WHAT TO DO ▸
Wherever the word "Estado" shows up in a line, please copy that line.

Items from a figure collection
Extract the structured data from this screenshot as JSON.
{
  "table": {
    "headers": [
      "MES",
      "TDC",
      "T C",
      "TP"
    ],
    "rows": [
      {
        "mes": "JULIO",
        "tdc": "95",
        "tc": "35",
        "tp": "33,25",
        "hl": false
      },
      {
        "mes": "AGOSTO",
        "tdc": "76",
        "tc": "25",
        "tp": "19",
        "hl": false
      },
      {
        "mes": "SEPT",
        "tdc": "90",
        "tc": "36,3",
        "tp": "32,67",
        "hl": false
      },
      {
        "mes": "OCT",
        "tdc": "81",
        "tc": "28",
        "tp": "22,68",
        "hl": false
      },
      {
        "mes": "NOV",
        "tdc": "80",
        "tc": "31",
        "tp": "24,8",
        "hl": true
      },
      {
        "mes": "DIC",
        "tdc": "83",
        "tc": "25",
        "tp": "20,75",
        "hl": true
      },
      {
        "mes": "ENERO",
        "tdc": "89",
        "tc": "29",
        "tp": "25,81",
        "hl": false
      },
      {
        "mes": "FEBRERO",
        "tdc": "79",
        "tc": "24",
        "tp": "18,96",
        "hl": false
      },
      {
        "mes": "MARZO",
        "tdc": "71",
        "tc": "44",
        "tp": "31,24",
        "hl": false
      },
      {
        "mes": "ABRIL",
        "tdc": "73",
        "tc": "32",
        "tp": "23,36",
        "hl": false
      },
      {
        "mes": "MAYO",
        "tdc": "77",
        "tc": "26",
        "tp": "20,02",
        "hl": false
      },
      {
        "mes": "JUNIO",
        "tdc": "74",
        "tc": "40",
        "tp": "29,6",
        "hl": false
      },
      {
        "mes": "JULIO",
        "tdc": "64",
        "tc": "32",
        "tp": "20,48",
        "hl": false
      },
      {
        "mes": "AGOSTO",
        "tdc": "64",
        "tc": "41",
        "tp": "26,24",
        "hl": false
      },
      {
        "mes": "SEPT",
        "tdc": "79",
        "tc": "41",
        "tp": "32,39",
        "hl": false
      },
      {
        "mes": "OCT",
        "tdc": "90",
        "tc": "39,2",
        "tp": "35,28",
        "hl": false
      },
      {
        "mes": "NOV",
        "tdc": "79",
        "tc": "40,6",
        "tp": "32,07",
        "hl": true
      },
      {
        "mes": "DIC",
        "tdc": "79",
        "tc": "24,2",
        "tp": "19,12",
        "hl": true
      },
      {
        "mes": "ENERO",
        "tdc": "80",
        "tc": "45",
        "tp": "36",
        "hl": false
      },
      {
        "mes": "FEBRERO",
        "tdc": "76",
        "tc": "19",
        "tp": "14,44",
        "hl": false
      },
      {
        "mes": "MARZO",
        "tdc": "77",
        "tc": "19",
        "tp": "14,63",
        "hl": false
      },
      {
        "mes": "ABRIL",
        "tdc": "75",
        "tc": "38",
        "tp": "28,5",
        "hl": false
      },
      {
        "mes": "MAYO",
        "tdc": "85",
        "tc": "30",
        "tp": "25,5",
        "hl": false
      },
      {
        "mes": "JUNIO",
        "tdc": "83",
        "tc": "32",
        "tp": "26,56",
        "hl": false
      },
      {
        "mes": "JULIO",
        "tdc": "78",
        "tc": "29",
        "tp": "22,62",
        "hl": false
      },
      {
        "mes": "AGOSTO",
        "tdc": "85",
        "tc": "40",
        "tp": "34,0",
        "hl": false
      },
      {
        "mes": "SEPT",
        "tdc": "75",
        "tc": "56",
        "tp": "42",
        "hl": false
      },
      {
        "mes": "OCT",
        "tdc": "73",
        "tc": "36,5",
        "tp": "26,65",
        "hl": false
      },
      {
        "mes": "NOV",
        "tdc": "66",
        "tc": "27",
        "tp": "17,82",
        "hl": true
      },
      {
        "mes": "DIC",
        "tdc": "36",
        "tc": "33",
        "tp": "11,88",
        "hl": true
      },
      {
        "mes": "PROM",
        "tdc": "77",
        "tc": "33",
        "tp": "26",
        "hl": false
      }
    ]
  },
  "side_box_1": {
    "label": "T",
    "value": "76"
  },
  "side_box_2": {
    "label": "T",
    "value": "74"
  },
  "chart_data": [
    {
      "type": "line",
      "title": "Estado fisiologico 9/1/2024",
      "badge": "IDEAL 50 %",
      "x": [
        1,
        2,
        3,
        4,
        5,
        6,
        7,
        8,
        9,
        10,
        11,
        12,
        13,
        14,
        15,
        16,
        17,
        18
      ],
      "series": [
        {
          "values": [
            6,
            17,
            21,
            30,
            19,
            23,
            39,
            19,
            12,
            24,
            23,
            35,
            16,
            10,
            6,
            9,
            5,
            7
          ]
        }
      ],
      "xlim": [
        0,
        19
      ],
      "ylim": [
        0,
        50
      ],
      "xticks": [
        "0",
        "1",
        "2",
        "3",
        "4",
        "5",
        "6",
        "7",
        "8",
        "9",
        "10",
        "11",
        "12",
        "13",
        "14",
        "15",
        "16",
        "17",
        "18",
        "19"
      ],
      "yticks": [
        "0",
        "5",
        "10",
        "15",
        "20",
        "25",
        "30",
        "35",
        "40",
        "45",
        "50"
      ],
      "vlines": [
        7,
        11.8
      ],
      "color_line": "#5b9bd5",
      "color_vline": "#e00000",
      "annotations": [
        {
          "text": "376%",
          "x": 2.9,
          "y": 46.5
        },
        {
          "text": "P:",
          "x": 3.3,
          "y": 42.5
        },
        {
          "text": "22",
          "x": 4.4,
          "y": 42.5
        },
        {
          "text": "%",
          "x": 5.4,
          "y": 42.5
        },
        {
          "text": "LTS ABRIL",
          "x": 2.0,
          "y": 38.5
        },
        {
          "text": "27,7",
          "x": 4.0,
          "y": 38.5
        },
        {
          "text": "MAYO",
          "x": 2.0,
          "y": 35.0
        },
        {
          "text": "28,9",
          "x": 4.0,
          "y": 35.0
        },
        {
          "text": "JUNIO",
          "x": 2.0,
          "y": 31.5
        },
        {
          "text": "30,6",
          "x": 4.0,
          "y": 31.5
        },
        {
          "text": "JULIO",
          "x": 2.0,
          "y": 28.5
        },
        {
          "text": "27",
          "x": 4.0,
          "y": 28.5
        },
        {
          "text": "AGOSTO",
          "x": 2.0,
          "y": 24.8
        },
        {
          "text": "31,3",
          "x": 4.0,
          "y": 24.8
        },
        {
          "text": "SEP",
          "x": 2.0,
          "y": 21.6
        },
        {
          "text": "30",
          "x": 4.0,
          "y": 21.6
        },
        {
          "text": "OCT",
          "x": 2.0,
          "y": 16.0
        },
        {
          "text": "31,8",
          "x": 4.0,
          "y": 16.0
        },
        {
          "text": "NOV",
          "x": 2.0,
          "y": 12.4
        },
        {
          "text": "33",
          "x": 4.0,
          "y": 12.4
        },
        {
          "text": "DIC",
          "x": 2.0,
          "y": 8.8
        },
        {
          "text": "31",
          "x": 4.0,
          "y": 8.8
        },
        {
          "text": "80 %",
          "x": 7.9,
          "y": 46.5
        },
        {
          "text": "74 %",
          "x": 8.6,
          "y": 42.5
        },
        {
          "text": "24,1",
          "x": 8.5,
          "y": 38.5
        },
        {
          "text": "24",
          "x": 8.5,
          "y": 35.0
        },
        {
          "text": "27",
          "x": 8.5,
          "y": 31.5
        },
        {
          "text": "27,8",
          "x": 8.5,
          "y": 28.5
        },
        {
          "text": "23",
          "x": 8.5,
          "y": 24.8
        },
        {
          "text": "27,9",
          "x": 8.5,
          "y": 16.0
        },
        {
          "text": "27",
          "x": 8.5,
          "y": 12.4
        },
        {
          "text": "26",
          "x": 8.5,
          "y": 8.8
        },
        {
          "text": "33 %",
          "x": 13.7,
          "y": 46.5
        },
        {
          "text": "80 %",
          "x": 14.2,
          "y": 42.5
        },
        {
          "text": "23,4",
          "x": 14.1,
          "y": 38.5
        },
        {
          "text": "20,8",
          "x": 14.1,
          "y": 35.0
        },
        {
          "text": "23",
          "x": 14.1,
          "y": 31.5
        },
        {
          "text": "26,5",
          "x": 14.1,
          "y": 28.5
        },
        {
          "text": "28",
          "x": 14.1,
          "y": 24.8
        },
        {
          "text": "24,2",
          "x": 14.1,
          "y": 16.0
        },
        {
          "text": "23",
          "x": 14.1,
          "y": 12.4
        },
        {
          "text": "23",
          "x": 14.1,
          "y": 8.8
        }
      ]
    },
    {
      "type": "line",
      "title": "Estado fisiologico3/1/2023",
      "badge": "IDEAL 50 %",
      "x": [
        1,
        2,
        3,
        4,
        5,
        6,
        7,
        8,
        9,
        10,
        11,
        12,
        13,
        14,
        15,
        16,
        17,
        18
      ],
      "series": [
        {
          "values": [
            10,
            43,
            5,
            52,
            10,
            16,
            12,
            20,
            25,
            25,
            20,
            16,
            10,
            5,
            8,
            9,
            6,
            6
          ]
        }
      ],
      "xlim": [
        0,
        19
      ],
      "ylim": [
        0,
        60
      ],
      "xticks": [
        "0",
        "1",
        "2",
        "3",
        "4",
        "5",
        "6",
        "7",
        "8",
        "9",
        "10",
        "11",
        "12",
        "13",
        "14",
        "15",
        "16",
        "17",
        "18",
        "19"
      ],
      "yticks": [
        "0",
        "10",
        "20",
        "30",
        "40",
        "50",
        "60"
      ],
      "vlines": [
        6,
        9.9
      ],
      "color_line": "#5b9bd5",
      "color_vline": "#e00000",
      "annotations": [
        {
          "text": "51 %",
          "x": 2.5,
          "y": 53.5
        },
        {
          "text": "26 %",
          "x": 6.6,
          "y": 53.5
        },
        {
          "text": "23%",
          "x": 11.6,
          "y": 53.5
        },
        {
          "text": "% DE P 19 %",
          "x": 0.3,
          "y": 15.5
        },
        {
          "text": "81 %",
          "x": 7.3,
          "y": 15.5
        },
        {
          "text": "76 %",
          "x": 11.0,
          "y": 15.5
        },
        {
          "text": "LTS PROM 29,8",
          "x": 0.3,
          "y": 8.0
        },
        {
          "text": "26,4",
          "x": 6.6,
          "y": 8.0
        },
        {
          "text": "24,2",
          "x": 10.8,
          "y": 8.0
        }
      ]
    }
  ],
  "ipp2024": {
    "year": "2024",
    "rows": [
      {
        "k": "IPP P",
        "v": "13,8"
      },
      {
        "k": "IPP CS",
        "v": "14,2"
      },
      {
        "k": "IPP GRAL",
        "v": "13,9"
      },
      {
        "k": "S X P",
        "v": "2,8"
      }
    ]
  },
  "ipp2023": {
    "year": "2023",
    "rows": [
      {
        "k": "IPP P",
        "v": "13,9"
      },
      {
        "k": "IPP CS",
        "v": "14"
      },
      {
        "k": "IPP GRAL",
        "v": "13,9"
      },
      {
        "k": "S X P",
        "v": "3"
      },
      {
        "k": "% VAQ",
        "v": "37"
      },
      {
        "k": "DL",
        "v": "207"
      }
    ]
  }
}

EXERCISE RESPONSE ▸
      "title": "Estado fisiologico 9/1/2024",
      "title": "Estado fisiologico3/1/2023",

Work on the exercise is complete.